Your objective: List each line in which the string "SIZES" appears.

Begin Material

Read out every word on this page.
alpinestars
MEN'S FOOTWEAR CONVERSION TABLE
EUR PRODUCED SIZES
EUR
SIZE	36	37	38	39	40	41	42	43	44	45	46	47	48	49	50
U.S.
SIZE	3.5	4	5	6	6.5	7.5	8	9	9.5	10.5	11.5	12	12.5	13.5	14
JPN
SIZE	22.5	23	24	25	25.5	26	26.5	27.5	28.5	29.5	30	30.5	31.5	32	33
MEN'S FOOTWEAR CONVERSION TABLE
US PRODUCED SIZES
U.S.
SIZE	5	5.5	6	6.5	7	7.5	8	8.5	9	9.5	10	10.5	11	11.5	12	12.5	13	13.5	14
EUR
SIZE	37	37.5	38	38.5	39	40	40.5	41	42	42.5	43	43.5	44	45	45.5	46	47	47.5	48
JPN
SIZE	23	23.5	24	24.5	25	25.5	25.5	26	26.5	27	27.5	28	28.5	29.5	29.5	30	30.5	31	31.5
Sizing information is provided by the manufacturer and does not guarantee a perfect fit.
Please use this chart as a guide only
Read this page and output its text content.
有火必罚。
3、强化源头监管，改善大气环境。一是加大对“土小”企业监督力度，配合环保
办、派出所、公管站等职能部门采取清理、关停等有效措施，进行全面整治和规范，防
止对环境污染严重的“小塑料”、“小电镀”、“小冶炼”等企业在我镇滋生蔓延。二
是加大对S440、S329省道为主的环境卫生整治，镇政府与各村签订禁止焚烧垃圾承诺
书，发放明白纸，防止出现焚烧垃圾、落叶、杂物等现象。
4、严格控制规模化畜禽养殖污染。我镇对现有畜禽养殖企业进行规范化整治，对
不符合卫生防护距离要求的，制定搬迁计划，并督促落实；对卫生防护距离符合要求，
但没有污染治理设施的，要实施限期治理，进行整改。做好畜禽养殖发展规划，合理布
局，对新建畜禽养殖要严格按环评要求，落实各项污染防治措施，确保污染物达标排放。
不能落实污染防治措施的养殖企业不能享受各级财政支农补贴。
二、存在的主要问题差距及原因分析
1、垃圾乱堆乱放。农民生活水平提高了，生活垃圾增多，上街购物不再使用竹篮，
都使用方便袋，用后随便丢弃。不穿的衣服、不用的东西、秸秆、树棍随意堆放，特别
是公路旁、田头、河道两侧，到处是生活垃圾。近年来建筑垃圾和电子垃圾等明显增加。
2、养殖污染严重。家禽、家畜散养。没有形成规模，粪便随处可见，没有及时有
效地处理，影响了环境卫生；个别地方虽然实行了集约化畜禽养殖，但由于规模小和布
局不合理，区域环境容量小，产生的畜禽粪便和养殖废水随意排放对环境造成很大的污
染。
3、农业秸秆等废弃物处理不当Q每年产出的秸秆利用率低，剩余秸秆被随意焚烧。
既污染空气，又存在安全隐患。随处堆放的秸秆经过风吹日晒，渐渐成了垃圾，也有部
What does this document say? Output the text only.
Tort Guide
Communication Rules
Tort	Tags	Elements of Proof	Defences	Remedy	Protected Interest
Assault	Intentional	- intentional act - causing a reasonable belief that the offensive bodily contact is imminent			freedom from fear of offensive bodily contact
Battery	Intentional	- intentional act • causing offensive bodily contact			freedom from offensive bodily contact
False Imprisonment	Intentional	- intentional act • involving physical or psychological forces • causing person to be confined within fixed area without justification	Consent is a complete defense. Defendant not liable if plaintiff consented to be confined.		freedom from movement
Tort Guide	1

End Material

Task solution:
EUR PRODUCED SIZES
US PRODUCED SIZES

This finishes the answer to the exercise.